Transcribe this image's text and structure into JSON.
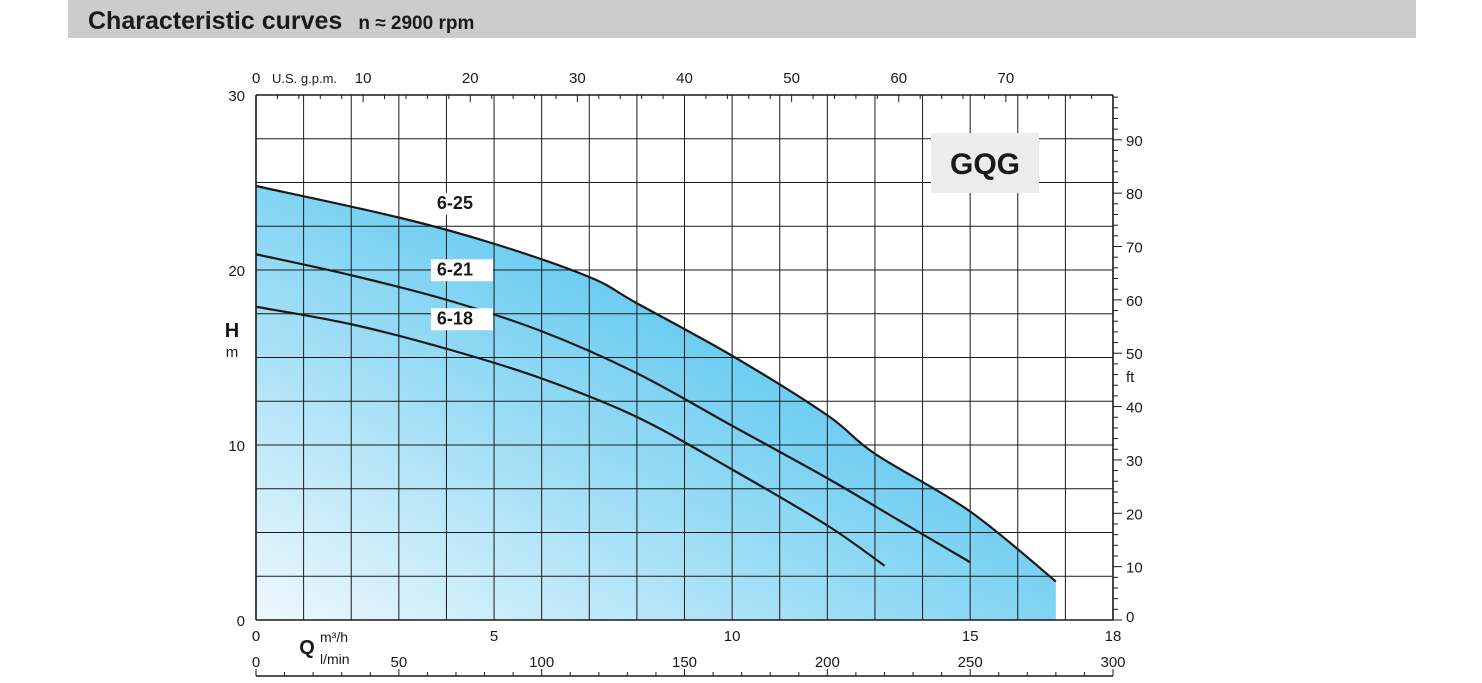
{
  "header": {
    "title": "Characteristic curves",
    "speed": "n ≈ 2900 rpm"
  },
  "chart_data": {
    "type": "line",
    "model": "GQG",
    "x": {
      "label": "Q",
      "unit_primary": "m³/h",
      "unit_secondary": "l/min",
      "range": [
        0,
        18
      ],
      "major_ticks": [
        0,
        5,
        10,
        15,
        18
      ],
      "secondary_range": [
        0,
        300
      ],
      "secondary_ticks": [
        0,
        50,
        100,
        150,
        200,
        250,
        300
      ],
      "top_unit": "U.S. g.p.m.",
      "top_range": [
        0,
        80
      ],
      "top_ticks": [
        0,
        10,
        20,
        30,
        40,
        50,
        60,
        70
      ]
    },
    "y": {
      "label": "H",
      "unit": "m",
      "range": [
        0,
        30
      ],
      "ticks": [
        0,
        10,
        20
      ],
      "right_unit": "ft",
      "right_range": [
        0,
        98.4
      ],
      "right_ticks": [
        0,
        10,
        20,
        30,
        40,
        50,
        60,
        70,
        80,
        90
      ]
    },
    "series": [
      {
        "name": "6-25",
        "points": [
          [
            0,
            24.8
          ],
          [
            3,
            23
          ],
          [
            5,
            21.5
          ],
          [
            7,
            19.6
          ],
          [
            8,
            18.1
          ],
          [
            10,
            15.1
          ],
          [
            12,
            11.7
          ],
          [
            13,
            9.5
          ],
          [
            15,
            6.2
          ],
          [
            16.8,
            2.2
          ]
        ]
      },
      {
        "name": "6-21",
        "points": [
          [
            0,
            20.9
          ],
          [
            2,
            19.7
          ],
          [
            4,
            18.3
          ],
          [
            6,
            16.5
          ],
          [
            8,
            14.1
          ],
          [
            10,
            11.1
          ],
          [
            12,
            8.1
          ],
          [
            13.5,
            5.7
          ],
          [
            15,
            3.3
          ]
        ]
      },
      {
        "name": "6-18",
        "points": [
          [
            0,
            17.9
          ],
          [
            2,
            16.9
          ],
          [
            4,
            15.5
          ],
          [
            6,
            13.8
          ],
          [
            8,
            11.6
          ],
          [
            10,
            8.6
          ],
          [
            12,
            5.4
          ],
          [
            13.2,
            3.1
          ]
        ]
      }
    ],
    "colors": {
      "fill_top": "#6dcdf1",
      "fill_bottom": "#eef8fd",
      "grid": "#1a1a1a",
      "line": "#1a1a1a",
      "badge_bg": "#ececec"
    },
    "grid": true
  }
}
----------------
**EXERCISE DESCRIPTION:**
Write out each line of the data exactly; the images should be left out.

**RESULT OF THIS EXERCISE:**
Transcribe this image's text and structure into JSON.
{
  "header": {
    "title": "Characteristic curves",
    "speed": "n ≈ 2900 rpm"
  },
  "chart_data": {
    "type": "line",
    "model": "GQG",
    "x": {
      "label": "Q",
      "unit_primary": "m³/h",
      "unit_secondary": "l/min",
      "range": [
        0,
        18
      ],
      "major_ticks": [
        0,
        5,
        10,
        15,
        18
      ],
      "secondary_range": [
        0,
        300
      ],
      "secondary_ticks": [
        0,
        50,
        100,
        150,
        200,
        250,
        300
      ],
      "top_unit": "U.S. g.p.m.",
      "top_range": [
        0,
        80
      ],
      "top_ticks": [
        0,
        10,
        20,
        30,
        40,
        50,
        60,
        70
      ]
    },
    "y": {
      "label": "H",
      "unit": "m",
      "range": [
        0,
        30
      ],
      "ticks": [
        0,
        10,
        20
      ],
      "right_unit": "ft",
      "right_range": [
        0,
        98.4
      ],
      "right_ticks": [
        0,
        10,
        20,
        30,
        40,
        50,
        60,
        70,
        80,
        90
      ]
    },
    "series": [
      {
        "name": "6-25",
        "points": [
          [
            0,
            24.8
          ],
          [
            3,
            23
          ],
          [
            5,
            21.5
          ],
          [
            7,
            19.6
          ],
          [
            8,
            18.1
          ],
          [
            10,
            15.1
          ],
          [
            12,
            11.7
          ],
          [
            13,
            9.5
          ],
          [
            15,
            6.2
          ],
          [
            16.8,
            2.2
          ]
        ]
      },
      {
        "name": "6-21",
        "points": [
          [
            0,
            20.9
          ],
          [
            2,
            19.7
          ],
          [
            4,
            18.3
          ],
          [
            6,
            16.5
          ],
          [
            8,
            14.1
          ],
          [
            10,
            11.1
          ],
          [
            12,
            8.1
          ],
          [
            13.5,
            5.7
          ],
          [
            15,
            3.3
          ]
        ]
      },
      {
        "name": "6-18",
        "points": [
          [
            0,
            17.9
          ],
          [
            2,
            16.9
          ],
          [
            4,
            15.5
          ],
          [
            6,
            13.8
          ],
          [
            8,
            11.6
          ],
          [
            10,
            8.6
          ],
          [
            12,
            5.4
          ],
          [
            13.2,
            3.1
          ]
        ]
      }
    ],
    "colors": {
      "fill_top": "#6dcdf1",
      "fill_bottom": "#eef8fd",
      "grid": "#1a1a1a",
      "line": "#1a1a1a",
      "badge_bg": "#ececec"
    },
    "grid": true
  }
}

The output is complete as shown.